Boxed element entries:
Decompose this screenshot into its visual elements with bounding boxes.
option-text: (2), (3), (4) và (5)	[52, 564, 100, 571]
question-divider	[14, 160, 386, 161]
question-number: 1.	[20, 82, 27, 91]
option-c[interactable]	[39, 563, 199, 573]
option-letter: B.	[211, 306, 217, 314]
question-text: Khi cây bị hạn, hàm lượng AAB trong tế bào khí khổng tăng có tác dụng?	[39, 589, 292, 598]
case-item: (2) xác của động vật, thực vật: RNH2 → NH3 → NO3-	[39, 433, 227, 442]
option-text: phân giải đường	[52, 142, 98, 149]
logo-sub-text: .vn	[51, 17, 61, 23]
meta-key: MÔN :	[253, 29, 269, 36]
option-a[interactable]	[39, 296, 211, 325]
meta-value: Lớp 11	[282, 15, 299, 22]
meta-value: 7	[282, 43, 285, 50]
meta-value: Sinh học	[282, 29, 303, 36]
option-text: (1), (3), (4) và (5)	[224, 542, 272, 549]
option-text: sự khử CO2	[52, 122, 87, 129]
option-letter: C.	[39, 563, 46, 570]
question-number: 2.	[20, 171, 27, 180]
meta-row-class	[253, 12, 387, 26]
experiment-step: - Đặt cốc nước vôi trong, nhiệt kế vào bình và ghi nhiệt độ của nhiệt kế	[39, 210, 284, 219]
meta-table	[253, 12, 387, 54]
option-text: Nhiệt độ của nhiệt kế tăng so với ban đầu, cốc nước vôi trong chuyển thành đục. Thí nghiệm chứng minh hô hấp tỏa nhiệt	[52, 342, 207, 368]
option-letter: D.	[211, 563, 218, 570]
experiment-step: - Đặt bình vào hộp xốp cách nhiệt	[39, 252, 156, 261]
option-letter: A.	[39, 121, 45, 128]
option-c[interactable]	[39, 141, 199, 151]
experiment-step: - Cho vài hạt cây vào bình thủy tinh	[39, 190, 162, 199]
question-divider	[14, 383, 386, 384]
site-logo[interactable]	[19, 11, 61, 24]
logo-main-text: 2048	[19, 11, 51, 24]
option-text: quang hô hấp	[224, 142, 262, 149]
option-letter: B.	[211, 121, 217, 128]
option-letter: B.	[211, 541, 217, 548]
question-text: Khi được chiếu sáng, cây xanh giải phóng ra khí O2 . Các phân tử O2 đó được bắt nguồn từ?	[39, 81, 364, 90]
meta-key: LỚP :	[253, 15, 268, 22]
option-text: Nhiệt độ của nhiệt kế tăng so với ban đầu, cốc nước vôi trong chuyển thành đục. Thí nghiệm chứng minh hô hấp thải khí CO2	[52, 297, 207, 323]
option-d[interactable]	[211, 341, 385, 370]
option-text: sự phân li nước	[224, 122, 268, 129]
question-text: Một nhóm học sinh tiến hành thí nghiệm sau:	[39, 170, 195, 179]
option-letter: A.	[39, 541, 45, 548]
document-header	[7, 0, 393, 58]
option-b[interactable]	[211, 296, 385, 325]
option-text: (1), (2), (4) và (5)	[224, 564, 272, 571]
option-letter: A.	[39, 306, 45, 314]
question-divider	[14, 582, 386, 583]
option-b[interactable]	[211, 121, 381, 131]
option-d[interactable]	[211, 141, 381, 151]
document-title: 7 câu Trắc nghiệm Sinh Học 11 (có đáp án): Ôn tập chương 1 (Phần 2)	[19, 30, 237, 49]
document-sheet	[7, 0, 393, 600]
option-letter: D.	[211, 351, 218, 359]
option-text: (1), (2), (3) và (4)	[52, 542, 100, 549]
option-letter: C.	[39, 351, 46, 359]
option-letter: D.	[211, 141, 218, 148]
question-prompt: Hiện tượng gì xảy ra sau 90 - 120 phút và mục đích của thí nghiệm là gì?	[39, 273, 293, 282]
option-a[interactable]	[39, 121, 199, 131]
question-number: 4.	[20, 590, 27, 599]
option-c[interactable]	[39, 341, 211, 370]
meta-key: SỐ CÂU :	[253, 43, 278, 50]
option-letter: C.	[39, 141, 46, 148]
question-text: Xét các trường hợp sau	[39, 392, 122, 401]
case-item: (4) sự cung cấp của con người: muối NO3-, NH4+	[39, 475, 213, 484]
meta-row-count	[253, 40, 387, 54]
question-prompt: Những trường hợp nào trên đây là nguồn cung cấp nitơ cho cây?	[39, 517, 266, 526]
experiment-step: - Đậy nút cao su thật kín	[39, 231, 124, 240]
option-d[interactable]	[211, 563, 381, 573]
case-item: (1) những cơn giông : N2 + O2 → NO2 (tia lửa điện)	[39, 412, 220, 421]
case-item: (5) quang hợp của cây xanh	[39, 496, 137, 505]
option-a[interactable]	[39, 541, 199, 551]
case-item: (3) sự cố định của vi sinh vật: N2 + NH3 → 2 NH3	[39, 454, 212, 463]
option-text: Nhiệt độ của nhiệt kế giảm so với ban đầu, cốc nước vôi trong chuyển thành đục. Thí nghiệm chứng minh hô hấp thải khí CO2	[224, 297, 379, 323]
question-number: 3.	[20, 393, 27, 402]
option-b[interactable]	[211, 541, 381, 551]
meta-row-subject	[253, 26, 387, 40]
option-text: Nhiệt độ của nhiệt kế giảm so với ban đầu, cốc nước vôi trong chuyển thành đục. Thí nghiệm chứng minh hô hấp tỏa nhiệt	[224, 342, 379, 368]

• SET EXERCISE
Could you give all the lines above again, changing every "option-letter" to "choice-letter" and leaving everything else as it is?

• RESPONSE TO THIS EXERCISE
Decompose this screenshot into its visual elements with bounding boxes.
option-text: (2), (3), (4) và (5)	[52, 564, 100, 571]
question-divider	[14, 160, 386, 161]
question-number: 1.	[20, 82, 27, 91]
option-c[interactable]	[39, 563, 199, 573]
choice-letter: B.	[211, 306, 217, 314]
question-text: Khi cây bị hạn, hàm lượng AAB trong tế bào khí khổng tăng có tác dụng?	[39, 589, 292, 598]
case-item: (2) xác của động vật, thực vật: RNH2 → NH3 → NO3-	[39, 433, 227, 442]
option-text: phân giải đường	[52, 142, 98, 149]
logo-sub-text: .vn	[51, 17, 61, 23]
meta-key: MÔN :	[253, 29, 269, 36]
option-a[interactable]	[39, 296, 211, 325]
meta-value: Lớp 11	[282, 15, 299, 22]
meta-value: 7	[282, 43, 285, 50]
meta-value: Sinh học	[282, 29, 303, 36]
option-text: (1), (3), (4) và (5)	[224, 542, 272, 549]
option-text: sự khử CO2	[52, 122, 87, 129]
choice-letter: C.	[39, 563, 46, 570]
question-number: 2.	[20, 171, 27, 180]
meta-row-class	[253, 12, 387, 26]
experiment-step: - Đặt cốc nước vôi trong, nhiệt kế vào bình và ghi nhiệt độ của nhiệt kế	[39, 210, 284, 219]
meta-table	[253, 12, 387, 54]
option-text: Nhiệt độ của nhiệt kế tăng so với ban đầu, cốc nước vôi trong chuyển thành đục. Thí nghiệm chứng minh hô hấp tỏa nhiệt	[52, 342, 207, 368]
choice-letter: D.	[211, 563, 218, 570]
experiment-step: - Đặt bình vào hộp xốp cách nhiệt	[39, 252, 156, 261]
choice-letter: A.	[39, 121, 45, 128]
option-c[interactable]	[39, 141, 199, 151]
experiment-step: - Cho vài hạt cây vào bình thủy tinh	[39, 190, 162, 199]
question-divider	[14, 383, 386, 384]
site-logo[interactable]	[19, 11, 61, 24]
logo-main-text: 2048	[19, 11, 51, 24]
option-text: quang hô hấp	[224, 142, 262, 149]
choice-letter: B.	[211, 121, 217, 128]
choice-letter: B.	[211, 541, 217, 548]
question-text: Khi được chiếu sáng, cây xanh giải phóng ra khí O2 . Các phân tử O2 đó được bắt nguồn từ?	[39, 81, 364, 90]
meta-key: LỚP :	[253, 15, 268, 22]
option-text: Nhiệt độ của nhiệt kế tăng so với ban đầu, cốc nước vôi trong chuyển thành đục. Thí nghiệm chứng minh hô hấp thải khí CO2	[52, 297, 207, 323]
option-d[interactable]	[211, 341, 385, 370]
option-text: sự phân li nước	[224, 122, 268, 129]
question-text: Một nhóm học sinh tiến hành thí nghiệm sau:	[39, 170, 195, 179]
choice-letter: A.	[39, 541, 45, 548]
document-header	[7, 0, 393, 58]
option-b[interactable]	[211, 296, 385, 325]
option-text: (1), (2), (4) và (5)	[224, 564, 272, 571]
choice-letter: A.	[39, 306, 45, 314]
question-divider	[14, 582, 386, 583]
option-b[interactable]	[211, 121, 381, 131]
option-d[interactable]	[211, 141, 381, 151]
document-title: 7 câu Trắc nghiệm Sinh Học 11 (có đáp án): Ôn tập chương 1 (Phần 2)	[19, 30, 237, 49]
document-sheet	[7, 0, 393, 600]
choice-letter: D.	[211, 351, 218, 359]
option-text: (1), (2), (3) và (4)	[52, 542, 100, 549]
choice-letter: C.	[39, 351, 46, 359]
choice-letter: D.	[211, 141, 218, 148]
question-prompt: Hiện tượng gì xảy ra sau 90 - 120 phút và mục đích của thí nghiệm là gì?	[39, 273, 293, 282]
option-a[interactable]	[39, 121, 199, 131]
question-number: 4.	[20, 590, 27, 599]
option-c[interactable]	[39, 341, 211, 370]
meta-key: SỐ CÂU :	[253, 43, 278, 50]
choice-letter: C.	[39, 141, 46, 148]
question-text: Xét các trường hợp sau	[39, 392, 122, 401]
case-item: (4) sự cung cấp của con người: muối NO3-, NH4+	[39, 475, 213, 484]
meta-row-count	[253, 40, 387, 54]
question-prompt: Những trường hợp nào trên đây là nguồn cung cấp nitơ cho cây?	[39, 517, 266, 526]
experiment-step: - Đậy nút cao su thật kín	[39, 231, 124, 240]
option-d[interactable]	[211, 563, 381, 573]
case-item: (1) những cơn giông : N2 + O2 → NO2 (tia lửa điện)	[39, 412, 220, 421]
case-item: (5) quang hợp của cây xanh	[39, 496, 137, 505]
option-a[interactable]	[39, 541, 199, 551]
case-item: (3) sự cố định của vi sinh vật: N2 + NH3 → 2 NH3	[39, 454, 212, 463]
option-text: Nhiệt độ của nhiệt kế giảm so với ban đầu, cốc nước vôi trong chuyển thành đục. Thí nghiệm chứng minh hô hấp thải khí CO2	[224, 297, 379, 323]
question-number: 3.	[20, 393, 27, 402]
option-b[interactable]	[211, 541, 381, 551]
meta-row-subject	[253, 26, 387, 40]
option-text: Nhiệt độ của nhiệt kế giảm so với ban đầu, cốc nước vôi trong chuyển thành đục. Thí nghiệm chứng minh hô hấp tỏa nhiệt	[224, 342, 379, 368]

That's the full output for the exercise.